TASK DIRECTIONS - Starting at the line that contains "Parse this screenshot: output", quote every line through the end of the entries, word for word, skipping the pictures.

PROVIDED RECORDS -
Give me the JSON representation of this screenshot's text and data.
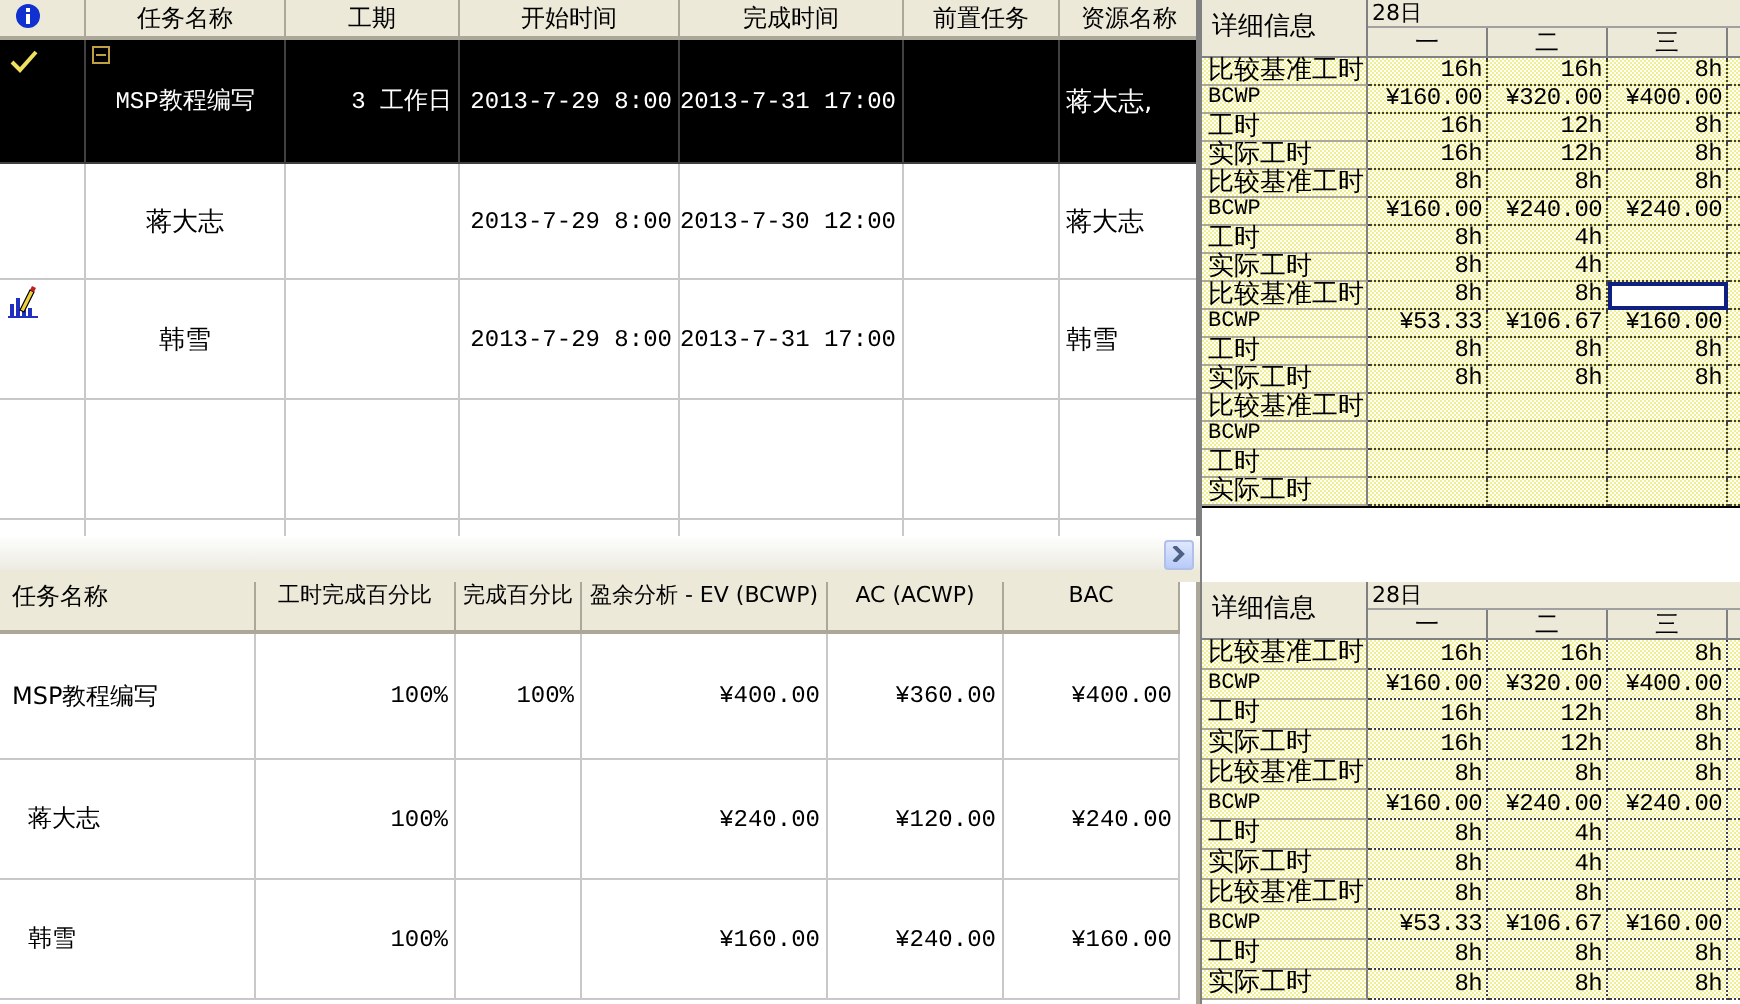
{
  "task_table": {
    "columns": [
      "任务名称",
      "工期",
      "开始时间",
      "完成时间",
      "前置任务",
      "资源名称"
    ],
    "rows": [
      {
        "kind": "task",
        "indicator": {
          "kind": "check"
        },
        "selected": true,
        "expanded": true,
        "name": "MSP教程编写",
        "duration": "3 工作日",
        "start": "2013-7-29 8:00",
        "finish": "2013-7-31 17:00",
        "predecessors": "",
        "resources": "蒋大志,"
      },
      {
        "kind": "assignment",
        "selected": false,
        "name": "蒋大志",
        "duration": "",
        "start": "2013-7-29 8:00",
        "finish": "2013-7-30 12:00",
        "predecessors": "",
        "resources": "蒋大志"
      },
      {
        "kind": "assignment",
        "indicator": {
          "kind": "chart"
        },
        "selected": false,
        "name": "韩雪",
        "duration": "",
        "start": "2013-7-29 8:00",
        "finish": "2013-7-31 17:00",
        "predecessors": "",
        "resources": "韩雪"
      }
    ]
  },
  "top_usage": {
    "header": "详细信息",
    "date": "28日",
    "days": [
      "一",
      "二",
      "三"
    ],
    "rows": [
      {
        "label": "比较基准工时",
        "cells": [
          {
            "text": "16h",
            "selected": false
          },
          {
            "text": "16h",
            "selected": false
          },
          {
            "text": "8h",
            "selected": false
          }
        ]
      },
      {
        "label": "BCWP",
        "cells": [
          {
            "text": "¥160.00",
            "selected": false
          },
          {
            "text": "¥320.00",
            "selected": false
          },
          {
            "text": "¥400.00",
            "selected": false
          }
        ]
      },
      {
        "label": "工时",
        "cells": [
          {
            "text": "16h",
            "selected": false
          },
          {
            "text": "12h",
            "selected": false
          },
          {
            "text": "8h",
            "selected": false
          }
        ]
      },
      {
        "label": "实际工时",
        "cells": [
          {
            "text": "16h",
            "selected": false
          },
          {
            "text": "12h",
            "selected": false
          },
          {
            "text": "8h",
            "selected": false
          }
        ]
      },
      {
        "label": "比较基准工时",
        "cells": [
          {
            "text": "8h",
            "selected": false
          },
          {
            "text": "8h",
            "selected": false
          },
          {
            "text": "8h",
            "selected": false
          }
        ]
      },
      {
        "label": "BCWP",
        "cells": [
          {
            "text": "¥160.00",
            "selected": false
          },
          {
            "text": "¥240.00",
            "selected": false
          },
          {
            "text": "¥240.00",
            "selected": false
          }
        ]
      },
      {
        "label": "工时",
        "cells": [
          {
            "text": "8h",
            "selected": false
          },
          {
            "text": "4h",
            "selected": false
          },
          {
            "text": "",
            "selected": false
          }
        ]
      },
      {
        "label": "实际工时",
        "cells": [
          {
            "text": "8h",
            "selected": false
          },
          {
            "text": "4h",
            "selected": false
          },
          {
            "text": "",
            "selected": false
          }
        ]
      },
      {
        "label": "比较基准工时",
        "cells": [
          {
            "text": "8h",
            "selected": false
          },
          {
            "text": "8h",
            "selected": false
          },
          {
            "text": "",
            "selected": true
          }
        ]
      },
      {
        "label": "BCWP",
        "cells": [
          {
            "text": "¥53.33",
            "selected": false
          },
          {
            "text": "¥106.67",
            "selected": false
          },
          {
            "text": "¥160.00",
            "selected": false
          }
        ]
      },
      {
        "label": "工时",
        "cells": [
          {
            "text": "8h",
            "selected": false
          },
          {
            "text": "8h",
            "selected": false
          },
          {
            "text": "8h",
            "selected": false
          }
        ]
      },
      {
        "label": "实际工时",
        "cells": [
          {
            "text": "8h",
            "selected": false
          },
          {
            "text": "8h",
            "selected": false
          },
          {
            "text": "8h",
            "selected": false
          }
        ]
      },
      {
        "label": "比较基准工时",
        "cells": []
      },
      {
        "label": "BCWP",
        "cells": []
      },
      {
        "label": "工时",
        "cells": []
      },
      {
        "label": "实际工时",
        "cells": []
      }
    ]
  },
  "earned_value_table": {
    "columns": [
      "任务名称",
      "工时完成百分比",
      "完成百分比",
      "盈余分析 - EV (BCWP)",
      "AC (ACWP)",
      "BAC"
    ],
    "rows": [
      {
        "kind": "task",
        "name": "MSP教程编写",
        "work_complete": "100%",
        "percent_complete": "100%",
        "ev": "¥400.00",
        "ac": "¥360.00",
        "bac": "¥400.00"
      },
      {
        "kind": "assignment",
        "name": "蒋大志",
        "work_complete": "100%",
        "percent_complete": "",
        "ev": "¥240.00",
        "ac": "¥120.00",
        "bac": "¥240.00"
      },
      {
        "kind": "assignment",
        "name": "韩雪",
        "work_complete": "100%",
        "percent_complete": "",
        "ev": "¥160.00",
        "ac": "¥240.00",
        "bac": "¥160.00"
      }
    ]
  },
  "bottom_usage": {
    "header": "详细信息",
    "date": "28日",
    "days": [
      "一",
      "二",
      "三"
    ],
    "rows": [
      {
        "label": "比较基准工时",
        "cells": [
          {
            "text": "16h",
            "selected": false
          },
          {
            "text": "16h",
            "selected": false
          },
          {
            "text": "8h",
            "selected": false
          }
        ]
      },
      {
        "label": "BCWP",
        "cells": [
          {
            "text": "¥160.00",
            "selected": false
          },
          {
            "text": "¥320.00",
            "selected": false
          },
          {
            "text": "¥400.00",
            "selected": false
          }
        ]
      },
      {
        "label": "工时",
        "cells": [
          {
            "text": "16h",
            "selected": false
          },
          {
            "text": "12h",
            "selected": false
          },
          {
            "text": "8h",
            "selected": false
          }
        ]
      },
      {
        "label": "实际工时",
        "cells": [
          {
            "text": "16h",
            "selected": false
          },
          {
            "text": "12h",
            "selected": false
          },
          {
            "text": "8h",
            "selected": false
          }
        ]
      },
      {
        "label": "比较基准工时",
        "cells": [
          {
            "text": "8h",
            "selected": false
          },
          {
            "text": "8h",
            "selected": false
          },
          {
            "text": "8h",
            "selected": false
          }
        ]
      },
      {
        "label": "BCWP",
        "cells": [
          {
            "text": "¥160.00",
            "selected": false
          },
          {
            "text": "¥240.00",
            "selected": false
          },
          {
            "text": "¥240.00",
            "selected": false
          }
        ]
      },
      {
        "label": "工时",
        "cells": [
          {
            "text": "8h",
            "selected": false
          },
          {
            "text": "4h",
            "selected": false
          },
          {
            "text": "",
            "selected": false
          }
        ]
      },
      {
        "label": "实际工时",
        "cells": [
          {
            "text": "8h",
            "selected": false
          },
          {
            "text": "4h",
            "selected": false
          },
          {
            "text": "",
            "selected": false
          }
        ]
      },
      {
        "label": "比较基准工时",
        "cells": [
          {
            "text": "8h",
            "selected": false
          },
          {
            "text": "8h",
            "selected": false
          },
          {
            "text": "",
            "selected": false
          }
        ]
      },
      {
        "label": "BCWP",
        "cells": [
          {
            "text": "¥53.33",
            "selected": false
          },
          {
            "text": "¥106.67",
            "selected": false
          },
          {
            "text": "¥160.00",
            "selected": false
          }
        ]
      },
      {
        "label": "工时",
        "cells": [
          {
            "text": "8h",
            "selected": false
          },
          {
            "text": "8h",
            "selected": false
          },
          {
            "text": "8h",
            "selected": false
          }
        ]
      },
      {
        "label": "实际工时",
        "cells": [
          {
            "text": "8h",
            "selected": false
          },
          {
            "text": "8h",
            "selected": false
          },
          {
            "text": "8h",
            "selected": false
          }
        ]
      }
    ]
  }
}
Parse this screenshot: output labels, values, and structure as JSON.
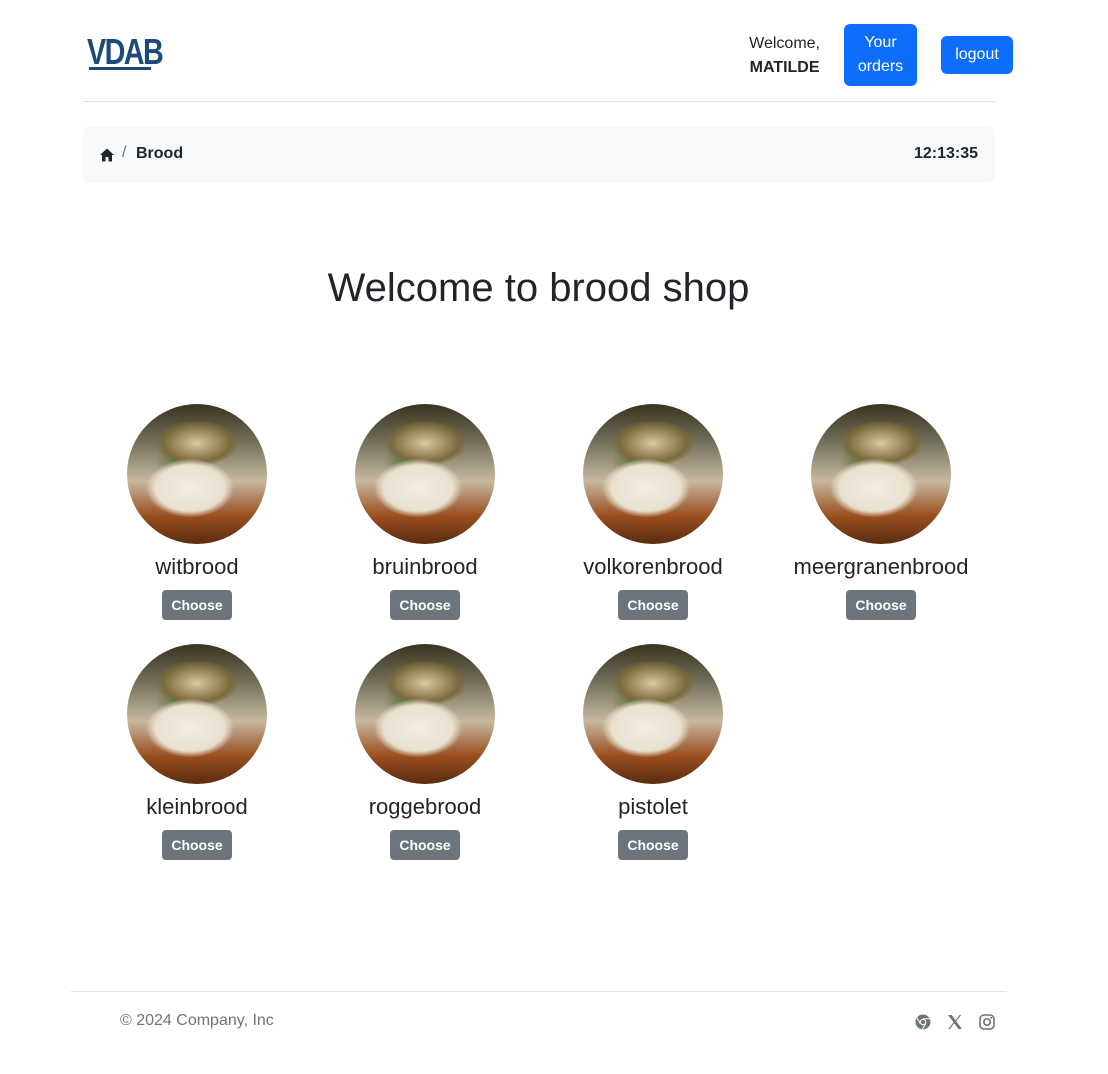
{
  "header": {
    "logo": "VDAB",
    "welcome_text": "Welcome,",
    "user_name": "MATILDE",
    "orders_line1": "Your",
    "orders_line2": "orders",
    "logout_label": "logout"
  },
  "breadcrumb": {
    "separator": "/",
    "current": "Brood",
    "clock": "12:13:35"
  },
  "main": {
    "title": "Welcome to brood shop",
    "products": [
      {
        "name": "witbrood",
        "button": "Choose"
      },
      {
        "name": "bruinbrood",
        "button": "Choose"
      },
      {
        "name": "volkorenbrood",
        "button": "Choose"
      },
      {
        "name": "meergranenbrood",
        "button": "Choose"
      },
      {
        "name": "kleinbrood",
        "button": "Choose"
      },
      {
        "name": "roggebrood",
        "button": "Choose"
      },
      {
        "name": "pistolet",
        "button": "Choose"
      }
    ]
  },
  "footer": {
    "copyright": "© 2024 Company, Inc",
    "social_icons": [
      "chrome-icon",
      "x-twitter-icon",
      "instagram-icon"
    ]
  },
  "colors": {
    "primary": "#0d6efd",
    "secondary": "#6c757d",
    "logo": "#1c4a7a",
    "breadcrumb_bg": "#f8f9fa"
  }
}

RESULT OF THIS EXERCISE -
Parse this screenshot: output labels, values, and structure as JSON.
{
  "header": {
    "logo": "VDAB",
    "welcome_text": "Welcome,",
    "user_name": "MATILDE",
    "orders_line1": "Your",
    "orders_line2": "orders",
    "logout_label": "logout"
  },
  "breadcrumb": {
    "separator": "/",
    "current": "Brood",
    "clock": "12:13:35"
  },
  "main": {
    "title": "Welcome to brood shop",
    "products": [
      {
        "name": "witbrood",
        "button": "Choose"
      },
      {
        "name": "bruinbrood",
        "button": "Choose"
      },
      {
        "name": "volkorenbrood",
        "button": "Choose"
      },
      {
        "name": "meergranenbrood",
        "button": "Choose"
      },
      {
        "name": "kleinbrood",
        "button": "Choose"
      },
      {
        "name": "roggebrood",
        "button": "Choose"
      },
      {
        "name": "pistolet",
        "button": "Choose"
      }
    ]
  },
  "footer": {
    "copyright": "© 2024 Company, Inc",
    "social_icons": [
      "chrome-icon",
      "x-twitter-icon",
      "instagram-icon"
    ]
  },
  "colors": {
    "primary": "#0d6efd",
    "secondary": "#6c757d",
    "logo": "#1c4a7a",
    "breadcrumb_bg": "#f8f9fa"
  }
}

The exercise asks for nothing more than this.